### [What is being asked]
Gather all lines in the data that hold the string "type".

### [Data to use]

======

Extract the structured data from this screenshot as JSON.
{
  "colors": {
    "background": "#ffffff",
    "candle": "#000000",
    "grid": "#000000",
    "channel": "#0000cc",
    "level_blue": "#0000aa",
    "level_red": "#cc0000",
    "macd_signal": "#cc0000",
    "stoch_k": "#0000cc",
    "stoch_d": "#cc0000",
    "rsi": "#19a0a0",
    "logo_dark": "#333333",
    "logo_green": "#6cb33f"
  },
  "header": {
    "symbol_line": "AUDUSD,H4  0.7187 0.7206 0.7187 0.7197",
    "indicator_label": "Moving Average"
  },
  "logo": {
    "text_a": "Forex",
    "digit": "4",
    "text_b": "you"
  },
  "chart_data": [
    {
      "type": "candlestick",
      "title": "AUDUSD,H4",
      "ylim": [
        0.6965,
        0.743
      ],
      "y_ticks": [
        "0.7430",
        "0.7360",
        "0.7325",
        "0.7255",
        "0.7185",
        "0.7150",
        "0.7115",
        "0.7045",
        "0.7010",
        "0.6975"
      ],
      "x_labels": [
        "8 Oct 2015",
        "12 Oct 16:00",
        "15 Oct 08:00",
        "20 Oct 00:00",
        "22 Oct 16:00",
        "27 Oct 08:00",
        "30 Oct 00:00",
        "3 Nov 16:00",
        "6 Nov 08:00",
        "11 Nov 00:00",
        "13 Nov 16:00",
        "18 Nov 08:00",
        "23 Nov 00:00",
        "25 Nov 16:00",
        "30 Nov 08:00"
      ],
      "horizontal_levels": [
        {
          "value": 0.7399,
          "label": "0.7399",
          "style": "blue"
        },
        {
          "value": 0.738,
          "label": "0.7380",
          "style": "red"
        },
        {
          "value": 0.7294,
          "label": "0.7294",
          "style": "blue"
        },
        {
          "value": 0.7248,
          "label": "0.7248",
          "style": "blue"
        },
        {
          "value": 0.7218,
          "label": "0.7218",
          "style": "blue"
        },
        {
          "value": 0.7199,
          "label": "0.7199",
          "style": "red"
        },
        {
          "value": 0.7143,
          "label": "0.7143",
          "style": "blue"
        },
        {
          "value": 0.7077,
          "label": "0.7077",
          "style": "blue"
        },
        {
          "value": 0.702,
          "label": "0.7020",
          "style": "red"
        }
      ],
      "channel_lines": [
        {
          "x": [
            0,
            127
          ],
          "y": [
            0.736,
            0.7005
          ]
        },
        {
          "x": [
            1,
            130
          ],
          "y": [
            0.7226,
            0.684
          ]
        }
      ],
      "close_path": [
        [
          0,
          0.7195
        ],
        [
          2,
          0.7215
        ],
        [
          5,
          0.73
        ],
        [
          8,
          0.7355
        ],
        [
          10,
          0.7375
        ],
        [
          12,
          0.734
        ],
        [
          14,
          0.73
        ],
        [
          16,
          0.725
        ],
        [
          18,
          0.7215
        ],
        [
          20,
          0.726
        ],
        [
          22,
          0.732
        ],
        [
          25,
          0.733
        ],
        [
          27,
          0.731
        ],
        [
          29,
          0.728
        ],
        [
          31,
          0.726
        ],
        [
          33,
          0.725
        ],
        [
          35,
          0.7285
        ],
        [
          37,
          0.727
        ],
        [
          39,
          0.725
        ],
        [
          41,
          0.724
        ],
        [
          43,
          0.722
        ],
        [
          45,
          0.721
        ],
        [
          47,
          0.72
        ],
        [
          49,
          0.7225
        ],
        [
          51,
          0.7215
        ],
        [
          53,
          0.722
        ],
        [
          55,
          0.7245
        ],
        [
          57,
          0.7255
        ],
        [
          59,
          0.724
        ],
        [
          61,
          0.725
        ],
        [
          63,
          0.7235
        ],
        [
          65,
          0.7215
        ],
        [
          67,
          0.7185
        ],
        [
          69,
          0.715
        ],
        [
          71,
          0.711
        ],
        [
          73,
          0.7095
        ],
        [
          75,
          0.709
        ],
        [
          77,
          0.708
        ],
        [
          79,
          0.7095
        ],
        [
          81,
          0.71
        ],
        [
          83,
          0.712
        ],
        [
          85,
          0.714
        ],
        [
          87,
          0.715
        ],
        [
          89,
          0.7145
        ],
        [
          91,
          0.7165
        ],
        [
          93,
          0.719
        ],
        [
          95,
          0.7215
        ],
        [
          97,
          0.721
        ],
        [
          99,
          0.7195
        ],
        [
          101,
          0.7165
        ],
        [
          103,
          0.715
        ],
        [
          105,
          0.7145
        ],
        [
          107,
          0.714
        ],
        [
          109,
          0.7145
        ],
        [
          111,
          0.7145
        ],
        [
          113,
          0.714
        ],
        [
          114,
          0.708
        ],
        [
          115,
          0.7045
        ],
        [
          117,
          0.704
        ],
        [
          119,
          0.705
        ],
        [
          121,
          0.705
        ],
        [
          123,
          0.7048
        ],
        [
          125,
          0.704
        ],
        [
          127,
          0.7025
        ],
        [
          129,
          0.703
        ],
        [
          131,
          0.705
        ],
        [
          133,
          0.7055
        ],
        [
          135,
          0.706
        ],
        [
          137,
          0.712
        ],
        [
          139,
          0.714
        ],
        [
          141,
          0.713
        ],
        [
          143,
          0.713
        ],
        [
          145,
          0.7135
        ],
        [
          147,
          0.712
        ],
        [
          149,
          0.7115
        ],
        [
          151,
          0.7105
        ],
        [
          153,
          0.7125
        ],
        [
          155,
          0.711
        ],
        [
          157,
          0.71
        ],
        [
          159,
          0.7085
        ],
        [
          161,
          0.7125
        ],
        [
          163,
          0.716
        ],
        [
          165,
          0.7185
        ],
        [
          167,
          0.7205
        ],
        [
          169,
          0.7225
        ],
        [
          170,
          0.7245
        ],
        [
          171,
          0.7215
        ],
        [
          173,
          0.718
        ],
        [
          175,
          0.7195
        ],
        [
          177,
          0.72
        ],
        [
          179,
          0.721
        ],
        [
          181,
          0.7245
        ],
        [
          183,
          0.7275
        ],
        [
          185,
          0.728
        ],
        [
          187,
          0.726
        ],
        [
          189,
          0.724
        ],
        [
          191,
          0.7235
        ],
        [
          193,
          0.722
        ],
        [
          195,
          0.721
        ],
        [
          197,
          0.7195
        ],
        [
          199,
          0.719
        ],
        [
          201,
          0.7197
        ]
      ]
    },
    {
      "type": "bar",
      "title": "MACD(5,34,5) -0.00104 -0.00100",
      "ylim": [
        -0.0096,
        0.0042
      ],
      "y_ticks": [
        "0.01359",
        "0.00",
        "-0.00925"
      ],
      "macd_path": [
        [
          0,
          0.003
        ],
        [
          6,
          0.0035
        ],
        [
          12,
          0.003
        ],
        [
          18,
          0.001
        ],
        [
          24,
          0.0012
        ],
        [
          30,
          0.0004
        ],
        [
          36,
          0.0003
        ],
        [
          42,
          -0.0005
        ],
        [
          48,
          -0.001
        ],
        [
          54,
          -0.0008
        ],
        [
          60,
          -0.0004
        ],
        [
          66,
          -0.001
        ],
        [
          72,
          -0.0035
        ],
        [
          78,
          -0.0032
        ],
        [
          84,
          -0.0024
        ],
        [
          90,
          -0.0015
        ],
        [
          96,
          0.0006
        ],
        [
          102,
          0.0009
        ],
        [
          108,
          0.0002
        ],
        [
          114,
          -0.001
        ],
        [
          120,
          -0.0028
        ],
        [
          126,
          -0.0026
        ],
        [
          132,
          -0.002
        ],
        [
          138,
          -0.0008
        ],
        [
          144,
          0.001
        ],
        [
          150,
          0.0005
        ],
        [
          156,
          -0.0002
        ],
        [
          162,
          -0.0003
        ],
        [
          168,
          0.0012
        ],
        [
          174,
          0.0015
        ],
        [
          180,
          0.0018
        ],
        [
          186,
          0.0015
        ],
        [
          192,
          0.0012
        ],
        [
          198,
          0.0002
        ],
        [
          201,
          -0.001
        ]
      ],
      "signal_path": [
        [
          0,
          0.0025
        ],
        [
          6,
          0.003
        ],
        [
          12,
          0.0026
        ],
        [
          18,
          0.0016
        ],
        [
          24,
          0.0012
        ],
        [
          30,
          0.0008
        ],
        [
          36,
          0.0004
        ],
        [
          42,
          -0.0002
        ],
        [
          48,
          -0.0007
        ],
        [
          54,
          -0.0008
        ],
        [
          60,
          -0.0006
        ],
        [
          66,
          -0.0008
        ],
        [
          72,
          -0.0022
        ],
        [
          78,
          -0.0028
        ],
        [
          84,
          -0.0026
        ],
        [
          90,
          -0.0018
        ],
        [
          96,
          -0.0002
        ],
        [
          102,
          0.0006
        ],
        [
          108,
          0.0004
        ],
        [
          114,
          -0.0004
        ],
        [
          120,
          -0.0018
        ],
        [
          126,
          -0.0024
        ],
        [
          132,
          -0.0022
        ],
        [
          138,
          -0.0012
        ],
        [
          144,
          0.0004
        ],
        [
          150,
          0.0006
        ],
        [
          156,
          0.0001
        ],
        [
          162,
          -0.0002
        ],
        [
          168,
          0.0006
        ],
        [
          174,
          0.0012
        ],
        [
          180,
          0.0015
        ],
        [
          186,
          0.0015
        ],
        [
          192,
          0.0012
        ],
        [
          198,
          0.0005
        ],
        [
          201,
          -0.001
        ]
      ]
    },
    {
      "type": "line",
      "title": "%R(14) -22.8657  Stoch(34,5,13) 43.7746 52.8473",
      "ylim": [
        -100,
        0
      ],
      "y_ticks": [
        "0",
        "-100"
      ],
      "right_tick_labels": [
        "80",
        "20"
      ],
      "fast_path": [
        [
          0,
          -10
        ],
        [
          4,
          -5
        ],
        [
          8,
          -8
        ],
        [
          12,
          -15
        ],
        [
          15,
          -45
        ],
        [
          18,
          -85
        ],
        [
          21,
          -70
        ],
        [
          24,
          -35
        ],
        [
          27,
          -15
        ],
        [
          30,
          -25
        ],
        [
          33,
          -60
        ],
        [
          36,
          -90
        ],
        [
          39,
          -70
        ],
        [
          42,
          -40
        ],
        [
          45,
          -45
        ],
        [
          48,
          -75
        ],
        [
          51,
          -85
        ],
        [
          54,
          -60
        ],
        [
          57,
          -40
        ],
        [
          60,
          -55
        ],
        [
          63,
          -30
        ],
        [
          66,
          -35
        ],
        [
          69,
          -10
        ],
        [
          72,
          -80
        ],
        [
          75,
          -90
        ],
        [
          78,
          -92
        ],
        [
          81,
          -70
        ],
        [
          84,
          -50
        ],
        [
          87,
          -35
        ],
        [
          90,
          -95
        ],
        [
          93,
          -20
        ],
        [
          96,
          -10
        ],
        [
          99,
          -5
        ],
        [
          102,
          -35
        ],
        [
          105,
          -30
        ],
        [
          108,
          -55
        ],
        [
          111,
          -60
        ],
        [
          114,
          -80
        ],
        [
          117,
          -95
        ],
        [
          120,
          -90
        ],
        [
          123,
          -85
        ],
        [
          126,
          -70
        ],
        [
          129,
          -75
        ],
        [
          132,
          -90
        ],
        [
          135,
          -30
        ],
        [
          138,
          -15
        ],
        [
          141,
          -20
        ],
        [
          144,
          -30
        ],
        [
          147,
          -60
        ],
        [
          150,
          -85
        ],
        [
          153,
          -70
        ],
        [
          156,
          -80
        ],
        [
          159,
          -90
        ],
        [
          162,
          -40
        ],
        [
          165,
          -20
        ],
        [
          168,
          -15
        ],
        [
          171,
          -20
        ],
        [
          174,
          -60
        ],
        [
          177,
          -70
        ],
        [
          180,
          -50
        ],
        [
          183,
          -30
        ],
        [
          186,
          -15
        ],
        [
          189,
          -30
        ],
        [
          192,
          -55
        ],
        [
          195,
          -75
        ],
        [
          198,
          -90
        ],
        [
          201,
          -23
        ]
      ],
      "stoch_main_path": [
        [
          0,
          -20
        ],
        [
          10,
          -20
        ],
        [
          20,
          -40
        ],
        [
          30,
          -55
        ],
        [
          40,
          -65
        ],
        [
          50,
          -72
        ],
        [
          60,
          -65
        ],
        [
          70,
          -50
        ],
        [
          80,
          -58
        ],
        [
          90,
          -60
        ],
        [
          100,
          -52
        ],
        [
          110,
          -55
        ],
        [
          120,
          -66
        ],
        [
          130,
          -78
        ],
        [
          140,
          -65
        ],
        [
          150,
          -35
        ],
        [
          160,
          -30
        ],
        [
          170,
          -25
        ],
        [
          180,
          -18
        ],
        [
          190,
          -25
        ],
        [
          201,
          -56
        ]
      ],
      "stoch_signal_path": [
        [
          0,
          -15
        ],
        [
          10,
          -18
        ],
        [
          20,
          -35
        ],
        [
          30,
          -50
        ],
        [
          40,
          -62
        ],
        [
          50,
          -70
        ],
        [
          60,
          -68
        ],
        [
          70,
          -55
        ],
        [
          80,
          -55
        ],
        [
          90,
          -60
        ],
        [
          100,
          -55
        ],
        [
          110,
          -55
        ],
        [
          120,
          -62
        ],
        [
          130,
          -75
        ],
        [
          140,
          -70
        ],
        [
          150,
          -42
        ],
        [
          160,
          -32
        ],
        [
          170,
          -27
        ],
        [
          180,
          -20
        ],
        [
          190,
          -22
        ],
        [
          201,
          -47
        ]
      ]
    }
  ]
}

======

### [Solution to this task]
      "type": "candlestick",
      "type": "bar",
      "type": "line",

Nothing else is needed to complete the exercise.